Passage shown
========================================

Consensus national champion Eastern champion Cotton Bowl Classic champion

Cotton Bowl Classic, W 23–14 vs. Texas
- Conference: Independent

Ranking
- Coaches: No. 1
- AP: No. 1
- Record: 11–0
- Head coach: Ben Schwartzwalder (11th season);
- Captain: Gerhard Schwedes
- Home stadium: Archbold Stadium

= 1959 Syracuse Orangemen football team =

American college football season

The 1959 Syracuse Orangemen football team represented Syracuse University in Syracuse, New York, as an independent during the 1959 college football season. Led by eleventh-year head coach Ben Schwartzwalder, the independent Orangemen were undefeated and won the school's only national championship in football, topping the rankings by wide margins in the final polls in early December.

========================================

Supplied entries
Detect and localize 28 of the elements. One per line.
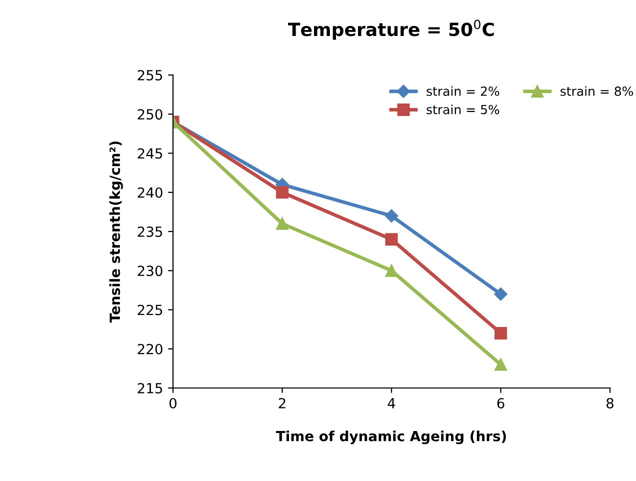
point xyxy=(385,264,398,277)
y-tick-label: 250 xyxy=(138,109,162,120)
legend-label: strain = 5% xyxy=(426,104,500,114)
point xyxy=(494,358,507,371)
y-tick-label: 225 xyxy=(138,304,162,316)
point xyxy=(276,186,288,199)
y-tick-label: 215 xyxy=(138,382,162,394)
legend-label: strain = 2% xyxy=(426,86,500,96)
y-tick-label: 230 xyxy=(138,266,162,276)
x-tick-label: 6 xyxy=(497,398,504,408)
legend-label: strain = 8% xyxy=(560,86,634,96)
y-tick-label: 245 xyxy=(138,148,162,159)
y-tick-label: 240 xyxy=(138,187,162,198)
point xyxy=(384,209,398,222)
y-tick-label: 220 xyxy=(138,344,162,354)
x-tick-label: 8 xyxy=(606,398,614,408)
x-tick-label: 4 xyxy=(388,398,396,408)
x-tick-label: 2 xyxy=(278,398,286,408)
x-tick-label: 0 xyxy=(169,398,176,408)
x-axis-title: Time of dynamic Ageing (hrs) xyxy=(276,430,506,444)
y-tick-label: 235 xyxy=(138,226,162,237)
point xyxy=(276,217,288,230)
point xyxy=(494,326,507,340)
y-tick-label: 255 xyxy=(138,70,162,80)
y-axis-title: Tensile strenth(kg/cm²) xyxy=(109,142,123,323)
point xyxy=(385,233,398,246)
point xyxy=(494,288,508,301)
chart-title: Temperature = 50$^{0}$C xyxy=(288,20,494,40)
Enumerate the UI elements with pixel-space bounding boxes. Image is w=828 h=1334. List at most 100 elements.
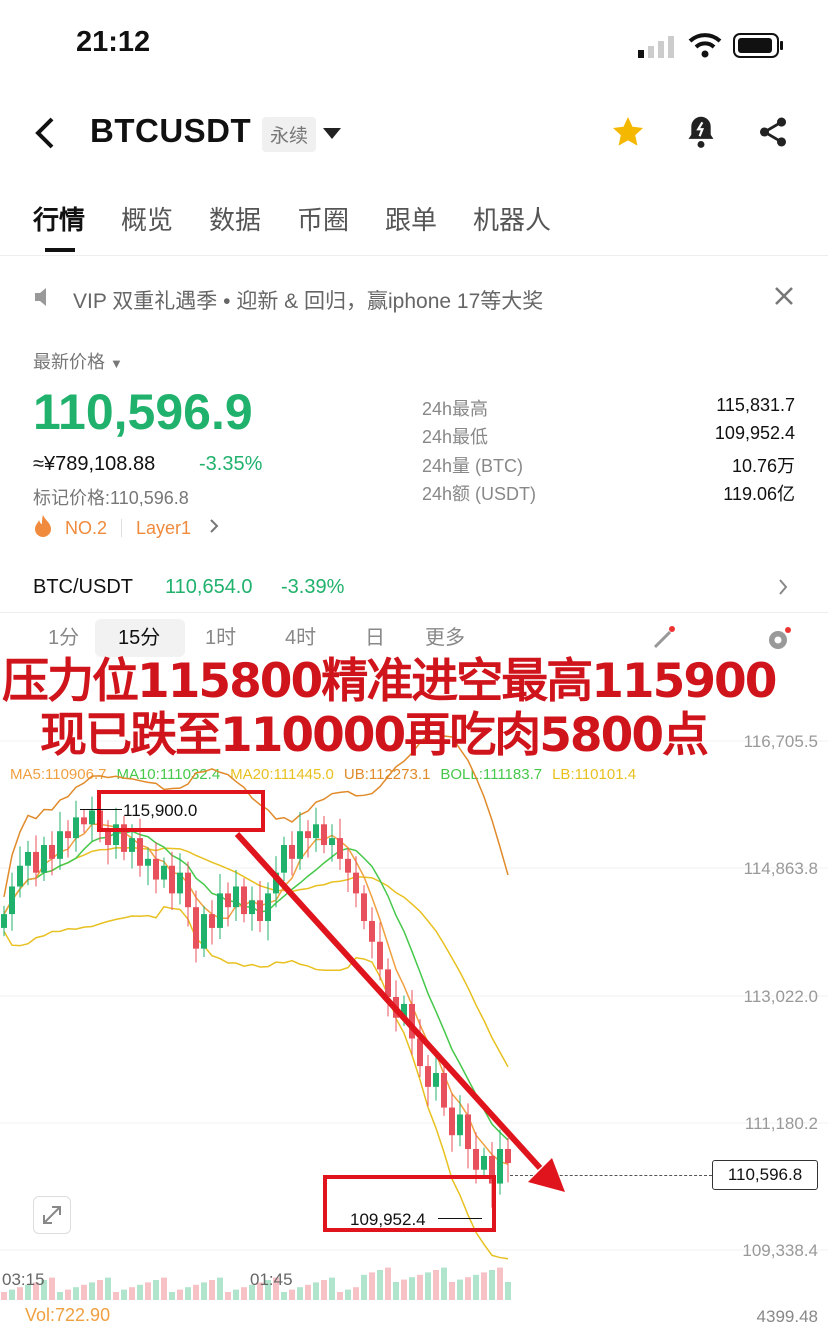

========================================

Problem to solve
Reproduce the passage on the 1959 Syracuse football team word for word, starting at "The 1959 Syracuse" and ending at "in early December.".

Finished answer
The 1959 Syracuse Orangemen football team represented Syracuse University in Syracuse, New York, as an independent during the 1959 college football season. Led by eleventh-year head coach Ben Schwartzwalder, the independent Orangemen were undefeated and won the school's only national championship in football, topping the rankings by wide margins in the final polls in early December.